=== Exercise prompt ===
Omit images. Retype all entries verbatim.

=== Supplied entries ===

··········

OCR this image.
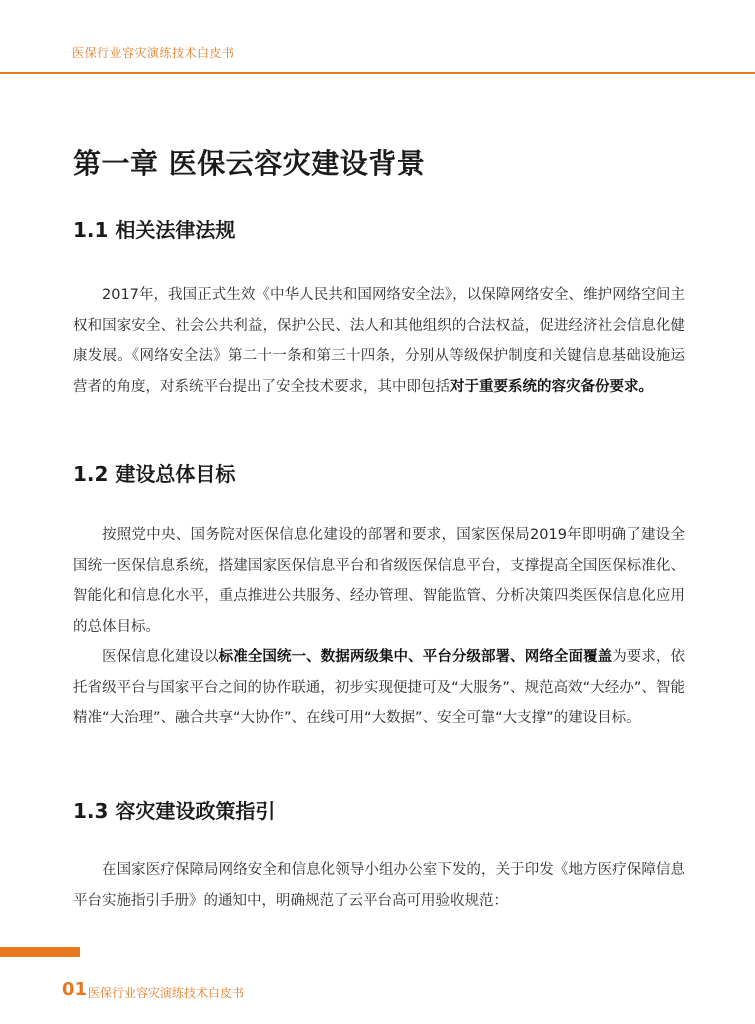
医保行业容灾演练技术白皮书
第一章 医保云容灾建设背景
1.1 相关法律法规

2017年，我国正式生效《中华人民共和国网络安全法》，以保障网络安全、维护网络空间主权和国家安全、社会公共利益，保护公民、法人和其他组织的合法权益，促进经济社会信息化健康发展。《网络安全法》第二十一条和第三十四条，分别从等级保护制度和关键信息基础设施运营者的角度，对系统平台提出了安全技术要求，其中即包括对于重要系统的容灾备份要求。

1.2 建设总体目标

按照党中央、国务院对医保信息化建设的部署和要求，国家医保局2019年即明确了建设全国统一医保信息系统，搭建国家医保信息平台和省级医保信息平台，支撑提高全国医保标准化、智能化和信息化水平，重点推进公共服务、经办管理、智能监管、分析决策四类医保信息化应用的总体目标。

医保信息化建设以标准全国统一、数据两级集中、平台分级部署、网络全面覆盖为要求，依托省级平台与国家平台之间的协作联通，初步实现便捷可及“大服务”、规范高效“大经办”、智能精准“大治理”、融合共享“大协作”、在线可用“大数据”、安全可靠“大支撑”的建设目标。

1.3 容灾建设政策指引

在国家医疗保障局网络安全和信息化领导小组办公室下发的，关于印发《地方医疗保障信息平台实施指引手册》的通知中，明确规范了云平台高可用验收规范：

01 医保行业容灾演练技术白皮书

··········

=== Result for this exercise ===
OCR this image.
医保行业容灾演练技术白皮书
第一章 医保云容灾建设背景
1.1 相关法律法规

2017年，我国正式生效《中华人民共和国网络安全法》，以保障网络安全、维护网络空间主权和国家安全、社会公共利益，保护公民、法人和其他组织的合法权益，促进经济社会信息化健康发展。《网络安全法》第二十一条和第三十四条，分别从等级保护制度和关键信息基础设施运营者的角度，对系统平台提出了安全技术要求，其中即包括对于重要系统的容灾备份要求。

1.2 建设总体目标

按照党中央、国务院对医保信息化建设的部署和要求，国家医保局2019年即明确了建设全国统一医保信息系统，搭建国家医保信息平台和省级医保信息平台，支撑提高全国医保标准化、智能化和信息化水平，重点推进公共服务、经办管理、智能监管、分析决策四类医保信息化应用的总体目标。

医保信息化建设以标准全国统一、数据两级集中、平台分级部署、网络全面覆盖为要求，依托省级平台与国家平台之间的协作联通，初步实现便捷可及“大服务”、规范高效“大经办”、智能精准“大治理”、融合共享“大协作”、在线可用“大数据”、安全可靠“大支撑”的建设目标。

1.3 容灾建设政策指引

在国家医疗保障局网络安全和信息化领导小组办公室下发的，关于印发《地方医疗保障信息平台实施指引手册》的通知中，明确规范了云平台高可用验收规范：

01 医保行业容灾演练技术白皮书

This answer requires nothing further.